▸ TASK INSTRUCTIONS
Go through the data below and gather each line containing "Sözleşmesinin".

▸ RECORDS TO USE
········

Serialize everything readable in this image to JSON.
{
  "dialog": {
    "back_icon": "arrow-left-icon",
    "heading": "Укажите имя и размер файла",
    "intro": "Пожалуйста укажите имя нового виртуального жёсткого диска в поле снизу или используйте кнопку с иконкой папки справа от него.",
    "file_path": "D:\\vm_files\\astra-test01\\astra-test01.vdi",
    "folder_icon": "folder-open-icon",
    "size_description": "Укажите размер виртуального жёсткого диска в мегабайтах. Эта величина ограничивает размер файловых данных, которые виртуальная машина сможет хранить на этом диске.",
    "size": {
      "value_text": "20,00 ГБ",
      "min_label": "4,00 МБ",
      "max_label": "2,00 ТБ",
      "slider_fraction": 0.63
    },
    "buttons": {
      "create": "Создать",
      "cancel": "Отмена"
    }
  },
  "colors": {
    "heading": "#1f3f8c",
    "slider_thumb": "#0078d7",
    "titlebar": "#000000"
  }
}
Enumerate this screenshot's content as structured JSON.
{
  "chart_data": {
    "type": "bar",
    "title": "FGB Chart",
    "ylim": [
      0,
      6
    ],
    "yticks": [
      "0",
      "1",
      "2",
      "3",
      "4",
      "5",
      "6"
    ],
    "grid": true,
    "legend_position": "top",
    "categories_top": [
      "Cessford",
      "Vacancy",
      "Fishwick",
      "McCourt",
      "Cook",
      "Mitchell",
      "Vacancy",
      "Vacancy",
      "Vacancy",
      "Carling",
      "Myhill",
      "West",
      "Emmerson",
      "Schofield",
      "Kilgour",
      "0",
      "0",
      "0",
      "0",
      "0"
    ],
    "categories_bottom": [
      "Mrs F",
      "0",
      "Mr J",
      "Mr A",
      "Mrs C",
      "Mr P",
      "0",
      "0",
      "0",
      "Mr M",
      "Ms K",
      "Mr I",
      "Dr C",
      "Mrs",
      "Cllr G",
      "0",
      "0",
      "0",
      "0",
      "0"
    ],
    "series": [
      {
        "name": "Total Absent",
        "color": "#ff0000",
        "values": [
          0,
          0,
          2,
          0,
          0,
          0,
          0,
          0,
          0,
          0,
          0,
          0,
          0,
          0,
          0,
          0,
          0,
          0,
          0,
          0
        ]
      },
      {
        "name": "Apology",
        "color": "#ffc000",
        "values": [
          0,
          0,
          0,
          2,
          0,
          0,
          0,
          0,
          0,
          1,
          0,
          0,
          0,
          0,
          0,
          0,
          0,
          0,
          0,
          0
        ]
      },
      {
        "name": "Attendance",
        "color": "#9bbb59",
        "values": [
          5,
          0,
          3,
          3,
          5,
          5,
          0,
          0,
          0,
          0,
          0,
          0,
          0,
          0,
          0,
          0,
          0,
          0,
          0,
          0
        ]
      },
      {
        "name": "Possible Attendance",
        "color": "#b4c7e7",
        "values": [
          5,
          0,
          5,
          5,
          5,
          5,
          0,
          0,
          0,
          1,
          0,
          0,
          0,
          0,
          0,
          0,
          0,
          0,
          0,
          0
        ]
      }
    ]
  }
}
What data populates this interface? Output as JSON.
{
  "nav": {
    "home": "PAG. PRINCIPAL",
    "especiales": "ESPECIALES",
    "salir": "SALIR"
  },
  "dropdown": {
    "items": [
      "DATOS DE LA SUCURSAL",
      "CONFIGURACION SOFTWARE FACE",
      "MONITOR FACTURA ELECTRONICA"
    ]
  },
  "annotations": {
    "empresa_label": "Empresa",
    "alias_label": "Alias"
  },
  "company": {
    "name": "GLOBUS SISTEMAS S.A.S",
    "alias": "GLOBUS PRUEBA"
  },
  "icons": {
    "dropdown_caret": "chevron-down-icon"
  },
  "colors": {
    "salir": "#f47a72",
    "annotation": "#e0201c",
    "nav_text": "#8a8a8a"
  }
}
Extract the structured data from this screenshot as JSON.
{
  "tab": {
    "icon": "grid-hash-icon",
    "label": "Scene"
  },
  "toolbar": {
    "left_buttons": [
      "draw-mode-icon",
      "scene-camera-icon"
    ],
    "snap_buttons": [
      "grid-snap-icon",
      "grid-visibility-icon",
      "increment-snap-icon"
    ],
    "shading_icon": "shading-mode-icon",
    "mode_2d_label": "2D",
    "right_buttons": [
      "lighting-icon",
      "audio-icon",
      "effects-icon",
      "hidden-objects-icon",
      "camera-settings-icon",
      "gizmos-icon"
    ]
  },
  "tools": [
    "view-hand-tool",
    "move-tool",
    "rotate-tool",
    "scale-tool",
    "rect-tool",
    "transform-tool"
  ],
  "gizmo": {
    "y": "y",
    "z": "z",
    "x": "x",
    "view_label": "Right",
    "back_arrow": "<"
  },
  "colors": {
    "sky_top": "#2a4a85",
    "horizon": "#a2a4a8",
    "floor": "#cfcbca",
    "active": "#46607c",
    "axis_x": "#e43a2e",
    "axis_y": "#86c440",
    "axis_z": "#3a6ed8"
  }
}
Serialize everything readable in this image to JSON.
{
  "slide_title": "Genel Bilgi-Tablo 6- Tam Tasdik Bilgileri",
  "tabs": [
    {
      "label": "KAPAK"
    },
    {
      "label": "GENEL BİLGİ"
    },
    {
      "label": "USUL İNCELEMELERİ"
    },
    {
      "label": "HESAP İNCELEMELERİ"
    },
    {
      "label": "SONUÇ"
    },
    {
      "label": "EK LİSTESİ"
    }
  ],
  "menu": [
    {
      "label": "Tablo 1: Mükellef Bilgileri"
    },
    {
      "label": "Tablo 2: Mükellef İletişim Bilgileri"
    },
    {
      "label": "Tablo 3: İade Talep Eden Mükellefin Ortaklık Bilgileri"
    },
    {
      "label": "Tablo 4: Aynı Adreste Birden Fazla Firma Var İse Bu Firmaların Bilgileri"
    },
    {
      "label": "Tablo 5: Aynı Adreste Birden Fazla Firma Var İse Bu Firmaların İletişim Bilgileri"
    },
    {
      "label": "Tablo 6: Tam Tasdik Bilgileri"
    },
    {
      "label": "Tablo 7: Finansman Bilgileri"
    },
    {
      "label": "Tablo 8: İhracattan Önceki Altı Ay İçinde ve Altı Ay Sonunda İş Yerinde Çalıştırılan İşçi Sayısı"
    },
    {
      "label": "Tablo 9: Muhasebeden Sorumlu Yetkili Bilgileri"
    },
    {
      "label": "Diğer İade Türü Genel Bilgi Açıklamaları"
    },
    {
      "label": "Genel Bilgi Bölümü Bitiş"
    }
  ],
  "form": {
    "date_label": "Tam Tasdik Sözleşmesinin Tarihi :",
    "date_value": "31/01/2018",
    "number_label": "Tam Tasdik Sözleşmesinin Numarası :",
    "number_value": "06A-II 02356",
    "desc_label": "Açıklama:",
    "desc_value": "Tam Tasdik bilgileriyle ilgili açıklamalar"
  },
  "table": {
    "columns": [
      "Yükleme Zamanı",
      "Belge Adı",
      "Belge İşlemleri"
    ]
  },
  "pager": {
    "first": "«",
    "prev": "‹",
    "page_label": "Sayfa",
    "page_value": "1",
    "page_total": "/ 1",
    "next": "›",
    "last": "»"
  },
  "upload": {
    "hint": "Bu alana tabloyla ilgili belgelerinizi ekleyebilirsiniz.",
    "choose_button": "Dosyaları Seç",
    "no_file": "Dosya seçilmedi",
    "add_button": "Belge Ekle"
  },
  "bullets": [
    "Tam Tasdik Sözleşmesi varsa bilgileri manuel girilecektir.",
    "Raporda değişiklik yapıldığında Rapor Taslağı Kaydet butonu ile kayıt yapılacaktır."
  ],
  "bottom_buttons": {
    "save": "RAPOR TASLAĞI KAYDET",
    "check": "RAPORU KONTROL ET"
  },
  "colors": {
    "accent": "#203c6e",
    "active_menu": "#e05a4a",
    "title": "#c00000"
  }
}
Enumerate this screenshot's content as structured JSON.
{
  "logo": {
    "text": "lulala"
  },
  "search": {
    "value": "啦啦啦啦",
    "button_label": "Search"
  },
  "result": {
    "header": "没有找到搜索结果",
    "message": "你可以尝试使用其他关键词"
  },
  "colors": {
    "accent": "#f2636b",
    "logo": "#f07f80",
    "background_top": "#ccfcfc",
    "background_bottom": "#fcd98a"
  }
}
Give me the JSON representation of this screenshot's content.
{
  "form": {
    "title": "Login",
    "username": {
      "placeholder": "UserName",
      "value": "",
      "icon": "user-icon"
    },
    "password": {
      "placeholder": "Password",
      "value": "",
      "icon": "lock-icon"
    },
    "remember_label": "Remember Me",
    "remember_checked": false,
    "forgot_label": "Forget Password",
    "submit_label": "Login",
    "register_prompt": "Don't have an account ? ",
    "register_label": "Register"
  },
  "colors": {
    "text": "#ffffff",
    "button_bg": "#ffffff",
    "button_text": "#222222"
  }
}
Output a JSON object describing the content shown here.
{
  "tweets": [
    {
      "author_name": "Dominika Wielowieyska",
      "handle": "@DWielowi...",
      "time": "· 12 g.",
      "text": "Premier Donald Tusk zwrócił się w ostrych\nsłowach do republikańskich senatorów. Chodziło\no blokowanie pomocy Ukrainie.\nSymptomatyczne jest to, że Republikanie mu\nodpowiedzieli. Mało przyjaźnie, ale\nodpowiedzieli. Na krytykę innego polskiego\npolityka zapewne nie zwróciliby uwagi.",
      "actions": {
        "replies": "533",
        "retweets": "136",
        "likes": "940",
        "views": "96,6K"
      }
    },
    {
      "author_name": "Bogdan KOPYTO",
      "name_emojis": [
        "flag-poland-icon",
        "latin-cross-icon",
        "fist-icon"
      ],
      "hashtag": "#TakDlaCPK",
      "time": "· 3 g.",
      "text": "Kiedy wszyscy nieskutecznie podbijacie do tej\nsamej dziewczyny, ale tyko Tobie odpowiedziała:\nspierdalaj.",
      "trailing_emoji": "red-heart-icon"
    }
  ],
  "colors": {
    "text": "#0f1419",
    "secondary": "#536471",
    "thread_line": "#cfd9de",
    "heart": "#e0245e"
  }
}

········

▸ OUTPUT
    "date_label": "Tam Tasdik Sözleşmesinin Tarihi :",
    "number_label": "Tam Tasdik Sözleşmesinin Numarası :",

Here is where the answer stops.